[START OF Data lines]
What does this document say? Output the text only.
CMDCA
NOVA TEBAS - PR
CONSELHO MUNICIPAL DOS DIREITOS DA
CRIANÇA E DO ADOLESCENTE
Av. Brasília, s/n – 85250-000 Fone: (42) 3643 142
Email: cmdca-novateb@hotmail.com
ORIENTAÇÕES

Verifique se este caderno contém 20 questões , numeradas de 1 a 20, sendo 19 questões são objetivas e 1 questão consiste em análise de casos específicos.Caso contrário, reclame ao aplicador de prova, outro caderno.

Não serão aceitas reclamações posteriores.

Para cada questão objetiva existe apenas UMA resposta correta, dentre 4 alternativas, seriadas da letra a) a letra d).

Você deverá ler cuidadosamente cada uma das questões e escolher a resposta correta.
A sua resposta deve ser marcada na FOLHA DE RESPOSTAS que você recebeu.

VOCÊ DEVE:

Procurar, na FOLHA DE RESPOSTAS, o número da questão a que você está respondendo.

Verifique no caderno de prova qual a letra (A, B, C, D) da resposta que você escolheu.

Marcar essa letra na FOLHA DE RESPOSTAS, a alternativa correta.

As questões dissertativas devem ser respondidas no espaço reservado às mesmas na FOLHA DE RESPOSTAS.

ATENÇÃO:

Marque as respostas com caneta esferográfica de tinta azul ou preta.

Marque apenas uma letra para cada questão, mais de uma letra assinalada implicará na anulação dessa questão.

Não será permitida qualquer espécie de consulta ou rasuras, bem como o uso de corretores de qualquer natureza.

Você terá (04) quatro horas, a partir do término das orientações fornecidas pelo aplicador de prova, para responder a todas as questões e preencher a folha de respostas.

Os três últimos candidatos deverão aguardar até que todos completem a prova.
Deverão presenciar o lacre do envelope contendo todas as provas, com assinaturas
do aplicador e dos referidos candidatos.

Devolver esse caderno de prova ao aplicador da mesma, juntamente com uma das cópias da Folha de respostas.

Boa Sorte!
[END OF Data lines]
Write the listing out again, exactly as it reads.

_Written solution_:
What does this document say? Output the text only.
CMDCA
NOVA TEBAS - PR
CONSELHO MUNICIPAL DOS DIREITOS DA
CRIANÇA E DO ADOLESCENTE
Av. Brasília, s/n – 85250-000 Fone: (42) 3643 142
Email: cmdca-novateb@hotmail.com
ORIENTAÇÕES

Verifique se este caderno contém 20 questões , numeradas de 1 a 20, sendo 19 questões são objetivas e 1 questão consiste em análise de casos específicos.Caso contrário, reclame ao aplicador de prova, outro caderno.

Não serão aceitas reclamações posteriores.

Para cada questão objetiva existe apenas UMA resposta correta, dentre 4 alternativas, seriadas da letra a) a letra d).

Você deverá ler cuidadosamente cada uma das questões e escolher a resposta correta.
A sua resposta deve ser marcada na FOLHA DE RESPOSTAS que você recebeu.

VOCÊ DEVE:

Procurar, na FOLHA DE RESPOSTAS, o número da questão a que você está respondendo.

Verifique no caderno de prova qual a letra (A, B, C, D) da resposta que você escolheu.

Marcar essa letra na FOLHA DE RESPOSTAS, a alternativa correta.

As questões dissertativas devem ser respondidas no espaço reservado às mesmas na FOLHA DE RESPOSTAS.

ATENÇÃO:

Marque as respostas com caneta esferográfica de tinta azul ou preta.

Marque apenas uma letra para cada questão, mais de uma letra assinalada implicará na anulação dessa questão.

Não será permitida qualquer espécie de consulta ou rasuras, bem como o uso de corretores de qualquer natureza.

Você terá (04) quatro horas, a partir do término das orientações fornecidas pelo aplicador de prova, para responder a todas as questões e preencher a folha de respostas.

Os três últimos candidatos deverão aguardar até que todos completem a prova.
Deverão presenciar o lacre do envelope contendo todas as provas, com assinaturas
do aplicador e dos referidos candidatos.

Devolver esse caderno de prova ao aplicador da mesma, juntamente com uma das cópias da Folha de respostas.

Boa Sorte!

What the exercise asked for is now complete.